──────── Entries supplied ────────

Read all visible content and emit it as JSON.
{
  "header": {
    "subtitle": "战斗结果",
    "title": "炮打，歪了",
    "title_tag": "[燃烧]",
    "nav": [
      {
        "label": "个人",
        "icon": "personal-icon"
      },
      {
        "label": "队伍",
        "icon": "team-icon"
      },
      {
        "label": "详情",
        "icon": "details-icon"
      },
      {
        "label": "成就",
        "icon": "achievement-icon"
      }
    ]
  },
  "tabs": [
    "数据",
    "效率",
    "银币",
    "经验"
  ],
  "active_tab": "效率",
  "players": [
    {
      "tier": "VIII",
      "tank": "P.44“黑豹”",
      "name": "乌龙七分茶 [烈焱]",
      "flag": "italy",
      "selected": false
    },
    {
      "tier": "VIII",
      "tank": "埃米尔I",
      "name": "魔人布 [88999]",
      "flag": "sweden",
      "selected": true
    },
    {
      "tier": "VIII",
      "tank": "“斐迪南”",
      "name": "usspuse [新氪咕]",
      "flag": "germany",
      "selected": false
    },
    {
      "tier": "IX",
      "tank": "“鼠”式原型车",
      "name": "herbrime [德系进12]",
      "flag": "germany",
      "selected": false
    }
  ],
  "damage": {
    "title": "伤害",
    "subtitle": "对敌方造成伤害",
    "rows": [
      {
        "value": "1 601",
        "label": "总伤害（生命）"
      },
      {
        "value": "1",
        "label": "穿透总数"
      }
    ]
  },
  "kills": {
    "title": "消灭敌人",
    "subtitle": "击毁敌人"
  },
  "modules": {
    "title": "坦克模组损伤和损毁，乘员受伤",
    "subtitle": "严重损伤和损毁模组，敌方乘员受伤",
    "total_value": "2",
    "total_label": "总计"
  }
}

────────

→ Do this:
Every line of the records above needs to be given again exactly.

→ Solution:
Read all visible content and emit it as JSON.
{
  "header": {
    "subtitle": "战斗结果",
    "title": "炮打，歪了",
    "title_tag": "[燃烧]",
    "nav": [
      {
        "label": "个人",
        "icon": "personal-icon"
      },
      {
        "label": "队伍",
        "icon": "team-icon"
      },
      {
        "label": "详情",
        "icon": "details-icon"
      },
      {
        "label": "成就",
        "icon": "achievement-icon"
      }
    ]
  },
  "tabs": [
    "数据",
    "效率",
    "银币",
    "经验"
  ],
  "active_tab": "效率",
  "players": [
    {
      "tier": "VIII",
      "tank": "P.44“黑豹”",
      "name": "乌龙七分茶 [烈焱]",
      "flag": "italy",
      "selected": false
    },
    {
      "tier": "VIII",
      "tank": "埃米尔I",
      "name": "魔人布 [88999]",
      "flag": "sweden",
      "selected": true
    },
    {
      "tier": "VIII",
      "tank": "“斐迪南”",
      "name": "usspuse [新氪咕]",
      "flag": "germany",
      "selected": false
    },
    {
      "tier": "IX",
      "tank": "“鼠”式原型车",
      "name": "herbrime [德系进12]",
      "flag": "germany",
      "selected": false
    }
  ],
  "damage": {
    "title": "伤害",
    "subtitle": "对敌方造成伤害",
    "rows": [
      {
        "value": "1 601",
        "label": "总伤害（生命）"
      },
      {
        "value": "1",
        "label": "穿透总数"
      }
    ]
  },
  "kills": {
    "title": "消灭敌人",
    "subtitle": "击毁敌人"
  },
  "modules": {
    "title": "坦克模组损伤和损毁，乘员受伤",
    "subtitle": "严重损伤和损毁模组，敌方乘员受伤",
    "total_value": "2",
    "total_label": "总计"
  }
}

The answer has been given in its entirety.